§ Task instructions
Search the material for the string "away", then return every line where it is found.
►
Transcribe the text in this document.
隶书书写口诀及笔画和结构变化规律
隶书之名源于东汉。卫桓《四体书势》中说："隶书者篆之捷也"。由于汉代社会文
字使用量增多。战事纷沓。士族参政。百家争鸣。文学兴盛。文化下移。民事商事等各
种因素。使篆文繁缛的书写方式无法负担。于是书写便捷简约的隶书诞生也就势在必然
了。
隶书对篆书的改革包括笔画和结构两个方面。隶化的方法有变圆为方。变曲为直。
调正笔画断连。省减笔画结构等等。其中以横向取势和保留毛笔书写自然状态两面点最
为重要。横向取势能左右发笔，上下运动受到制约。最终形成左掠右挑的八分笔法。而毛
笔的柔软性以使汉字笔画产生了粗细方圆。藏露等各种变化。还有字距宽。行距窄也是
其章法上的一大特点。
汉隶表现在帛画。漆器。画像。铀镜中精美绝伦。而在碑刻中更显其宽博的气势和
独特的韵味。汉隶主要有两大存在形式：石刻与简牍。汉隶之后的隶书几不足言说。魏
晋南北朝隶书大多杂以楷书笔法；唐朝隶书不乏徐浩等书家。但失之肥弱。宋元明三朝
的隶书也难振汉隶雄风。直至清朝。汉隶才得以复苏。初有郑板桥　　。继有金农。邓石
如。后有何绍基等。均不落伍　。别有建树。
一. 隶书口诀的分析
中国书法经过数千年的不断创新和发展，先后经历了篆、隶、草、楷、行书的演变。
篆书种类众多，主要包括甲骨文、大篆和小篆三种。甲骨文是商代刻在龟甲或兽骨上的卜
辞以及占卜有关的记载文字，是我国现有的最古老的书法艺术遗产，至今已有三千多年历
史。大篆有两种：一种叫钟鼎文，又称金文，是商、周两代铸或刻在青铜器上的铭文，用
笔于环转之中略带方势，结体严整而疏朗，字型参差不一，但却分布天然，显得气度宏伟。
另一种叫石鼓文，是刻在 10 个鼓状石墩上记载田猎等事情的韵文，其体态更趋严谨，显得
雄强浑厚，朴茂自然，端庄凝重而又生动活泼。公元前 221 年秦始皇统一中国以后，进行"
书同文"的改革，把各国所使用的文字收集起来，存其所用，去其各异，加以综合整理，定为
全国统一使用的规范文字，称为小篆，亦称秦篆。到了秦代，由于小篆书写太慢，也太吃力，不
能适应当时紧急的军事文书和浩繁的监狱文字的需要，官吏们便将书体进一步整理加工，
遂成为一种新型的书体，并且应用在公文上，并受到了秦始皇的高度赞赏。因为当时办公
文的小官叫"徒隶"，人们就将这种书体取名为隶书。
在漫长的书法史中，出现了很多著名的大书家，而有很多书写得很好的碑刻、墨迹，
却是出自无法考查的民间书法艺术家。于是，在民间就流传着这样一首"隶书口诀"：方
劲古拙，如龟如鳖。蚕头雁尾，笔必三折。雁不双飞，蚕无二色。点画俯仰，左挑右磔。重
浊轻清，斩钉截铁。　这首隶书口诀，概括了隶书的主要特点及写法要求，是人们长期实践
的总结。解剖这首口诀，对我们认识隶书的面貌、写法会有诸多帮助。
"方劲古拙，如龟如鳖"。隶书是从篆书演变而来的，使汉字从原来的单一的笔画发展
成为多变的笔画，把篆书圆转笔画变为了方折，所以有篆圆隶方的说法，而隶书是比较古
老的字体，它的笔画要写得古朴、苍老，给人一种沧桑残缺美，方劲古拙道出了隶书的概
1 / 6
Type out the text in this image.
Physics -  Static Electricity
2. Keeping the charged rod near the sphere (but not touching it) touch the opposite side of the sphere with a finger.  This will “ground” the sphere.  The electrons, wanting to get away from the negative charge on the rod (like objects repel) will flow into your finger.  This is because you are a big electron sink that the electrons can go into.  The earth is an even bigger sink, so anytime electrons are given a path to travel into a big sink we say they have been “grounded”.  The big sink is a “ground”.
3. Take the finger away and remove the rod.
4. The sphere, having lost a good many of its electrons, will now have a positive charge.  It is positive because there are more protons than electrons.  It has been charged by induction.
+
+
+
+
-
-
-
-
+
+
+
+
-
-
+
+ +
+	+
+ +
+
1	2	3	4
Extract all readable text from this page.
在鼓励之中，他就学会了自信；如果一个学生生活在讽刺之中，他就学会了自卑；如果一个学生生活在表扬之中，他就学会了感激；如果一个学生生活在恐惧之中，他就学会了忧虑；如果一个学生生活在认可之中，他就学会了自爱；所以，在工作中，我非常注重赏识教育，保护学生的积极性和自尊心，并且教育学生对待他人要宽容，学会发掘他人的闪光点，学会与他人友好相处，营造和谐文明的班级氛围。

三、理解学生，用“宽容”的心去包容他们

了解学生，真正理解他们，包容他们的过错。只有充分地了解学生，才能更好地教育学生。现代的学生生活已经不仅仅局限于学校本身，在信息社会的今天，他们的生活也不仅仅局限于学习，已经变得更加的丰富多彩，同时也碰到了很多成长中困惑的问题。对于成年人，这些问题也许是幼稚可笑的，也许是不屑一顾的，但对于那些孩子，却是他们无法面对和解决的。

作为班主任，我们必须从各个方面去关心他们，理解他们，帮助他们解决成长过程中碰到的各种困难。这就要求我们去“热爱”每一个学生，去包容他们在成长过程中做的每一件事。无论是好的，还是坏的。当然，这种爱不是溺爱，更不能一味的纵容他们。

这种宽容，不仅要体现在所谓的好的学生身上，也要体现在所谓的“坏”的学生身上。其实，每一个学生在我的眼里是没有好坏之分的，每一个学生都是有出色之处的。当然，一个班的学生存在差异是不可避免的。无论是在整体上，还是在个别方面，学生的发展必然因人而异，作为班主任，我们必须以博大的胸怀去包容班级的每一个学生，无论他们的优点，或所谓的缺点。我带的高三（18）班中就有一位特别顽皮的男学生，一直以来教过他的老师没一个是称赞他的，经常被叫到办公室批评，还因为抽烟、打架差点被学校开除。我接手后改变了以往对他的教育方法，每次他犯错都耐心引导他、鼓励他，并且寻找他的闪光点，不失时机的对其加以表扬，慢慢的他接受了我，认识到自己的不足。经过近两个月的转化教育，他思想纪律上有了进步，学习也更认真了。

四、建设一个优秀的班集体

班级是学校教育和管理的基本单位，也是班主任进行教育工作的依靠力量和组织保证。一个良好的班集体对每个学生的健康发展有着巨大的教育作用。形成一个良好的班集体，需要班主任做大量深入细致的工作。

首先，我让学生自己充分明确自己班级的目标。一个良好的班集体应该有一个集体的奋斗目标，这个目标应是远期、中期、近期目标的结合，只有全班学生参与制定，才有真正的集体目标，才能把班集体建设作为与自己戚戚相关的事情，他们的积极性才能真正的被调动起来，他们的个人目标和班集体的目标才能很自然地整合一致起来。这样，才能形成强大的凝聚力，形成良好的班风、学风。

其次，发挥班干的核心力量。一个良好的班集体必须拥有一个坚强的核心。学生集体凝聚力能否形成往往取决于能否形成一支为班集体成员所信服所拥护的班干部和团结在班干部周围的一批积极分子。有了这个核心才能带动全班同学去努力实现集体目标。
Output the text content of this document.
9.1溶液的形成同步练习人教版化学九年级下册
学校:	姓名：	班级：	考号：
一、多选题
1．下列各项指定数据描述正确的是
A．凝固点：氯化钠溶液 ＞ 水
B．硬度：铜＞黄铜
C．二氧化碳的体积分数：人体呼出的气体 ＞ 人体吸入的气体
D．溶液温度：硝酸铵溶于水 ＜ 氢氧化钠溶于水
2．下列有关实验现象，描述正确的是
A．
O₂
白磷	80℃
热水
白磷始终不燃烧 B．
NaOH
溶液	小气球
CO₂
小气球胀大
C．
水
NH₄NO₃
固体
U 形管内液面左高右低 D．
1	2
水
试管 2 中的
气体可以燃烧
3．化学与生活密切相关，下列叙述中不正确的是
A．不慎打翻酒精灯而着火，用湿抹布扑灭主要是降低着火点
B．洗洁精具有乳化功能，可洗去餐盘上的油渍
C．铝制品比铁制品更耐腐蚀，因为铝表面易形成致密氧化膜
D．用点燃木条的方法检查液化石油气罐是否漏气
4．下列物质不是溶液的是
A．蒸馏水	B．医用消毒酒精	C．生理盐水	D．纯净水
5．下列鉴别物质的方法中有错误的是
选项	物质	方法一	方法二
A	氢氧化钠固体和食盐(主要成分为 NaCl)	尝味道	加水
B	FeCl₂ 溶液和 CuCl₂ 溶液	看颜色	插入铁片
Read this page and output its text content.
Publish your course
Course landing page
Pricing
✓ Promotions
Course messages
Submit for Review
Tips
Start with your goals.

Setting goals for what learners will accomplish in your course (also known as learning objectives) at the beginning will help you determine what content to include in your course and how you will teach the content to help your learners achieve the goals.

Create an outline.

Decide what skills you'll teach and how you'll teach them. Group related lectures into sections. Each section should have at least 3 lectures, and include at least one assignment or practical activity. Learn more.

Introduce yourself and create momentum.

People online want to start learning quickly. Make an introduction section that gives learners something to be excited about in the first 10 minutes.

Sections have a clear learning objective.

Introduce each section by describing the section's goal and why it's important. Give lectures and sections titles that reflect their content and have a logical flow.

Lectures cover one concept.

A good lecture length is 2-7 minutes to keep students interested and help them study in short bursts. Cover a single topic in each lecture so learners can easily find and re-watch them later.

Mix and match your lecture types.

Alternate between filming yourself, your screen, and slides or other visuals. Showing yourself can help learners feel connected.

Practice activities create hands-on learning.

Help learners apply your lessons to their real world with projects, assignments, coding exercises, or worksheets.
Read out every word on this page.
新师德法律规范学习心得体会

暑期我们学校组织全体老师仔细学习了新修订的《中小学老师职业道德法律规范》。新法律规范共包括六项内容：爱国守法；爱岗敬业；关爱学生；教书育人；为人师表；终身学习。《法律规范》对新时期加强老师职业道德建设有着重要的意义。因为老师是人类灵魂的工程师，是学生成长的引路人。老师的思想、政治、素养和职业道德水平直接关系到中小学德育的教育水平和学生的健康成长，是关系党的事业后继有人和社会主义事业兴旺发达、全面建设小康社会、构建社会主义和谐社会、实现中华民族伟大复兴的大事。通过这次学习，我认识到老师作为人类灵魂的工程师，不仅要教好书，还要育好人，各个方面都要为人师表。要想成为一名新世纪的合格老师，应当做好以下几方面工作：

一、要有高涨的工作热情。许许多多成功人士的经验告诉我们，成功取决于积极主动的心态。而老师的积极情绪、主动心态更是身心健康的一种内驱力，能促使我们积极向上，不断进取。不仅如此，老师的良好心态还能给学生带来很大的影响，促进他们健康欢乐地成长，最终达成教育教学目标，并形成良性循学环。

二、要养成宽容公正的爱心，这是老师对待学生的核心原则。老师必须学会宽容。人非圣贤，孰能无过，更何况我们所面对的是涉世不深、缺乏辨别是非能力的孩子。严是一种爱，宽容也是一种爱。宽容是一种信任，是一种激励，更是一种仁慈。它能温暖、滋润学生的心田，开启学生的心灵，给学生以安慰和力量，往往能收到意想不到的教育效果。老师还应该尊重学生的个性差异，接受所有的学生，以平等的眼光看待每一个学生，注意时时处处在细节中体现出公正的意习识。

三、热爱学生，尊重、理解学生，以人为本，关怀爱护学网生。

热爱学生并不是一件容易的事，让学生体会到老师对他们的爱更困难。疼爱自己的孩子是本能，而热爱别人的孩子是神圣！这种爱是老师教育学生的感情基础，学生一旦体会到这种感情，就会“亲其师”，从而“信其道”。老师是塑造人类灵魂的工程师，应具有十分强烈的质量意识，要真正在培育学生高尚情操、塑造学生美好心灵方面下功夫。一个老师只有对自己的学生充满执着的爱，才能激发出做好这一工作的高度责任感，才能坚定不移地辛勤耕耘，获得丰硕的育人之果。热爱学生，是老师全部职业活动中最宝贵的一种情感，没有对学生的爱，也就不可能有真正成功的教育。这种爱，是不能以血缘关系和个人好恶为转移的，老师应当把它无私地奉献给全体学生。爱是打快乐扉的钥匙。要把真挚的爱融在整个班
◄
§ Answer for the task
2. Keeping the charged rod near the sphere (but not touching it) touch the opposite side of the sphere with a finger.  This will “ground” the sphere.  The electrons, wanting to get away from the negative charge on the rod (like objects repel) will flow into your finger.  This is because you are a big electron sink that the electrons can go into.  The earth is an even bigger sink, so anytime electrons are given a path to travel into a big sink we say they have been “grounded”.  The big sink is a “ground”.
3. Take the finger away and remove the rod.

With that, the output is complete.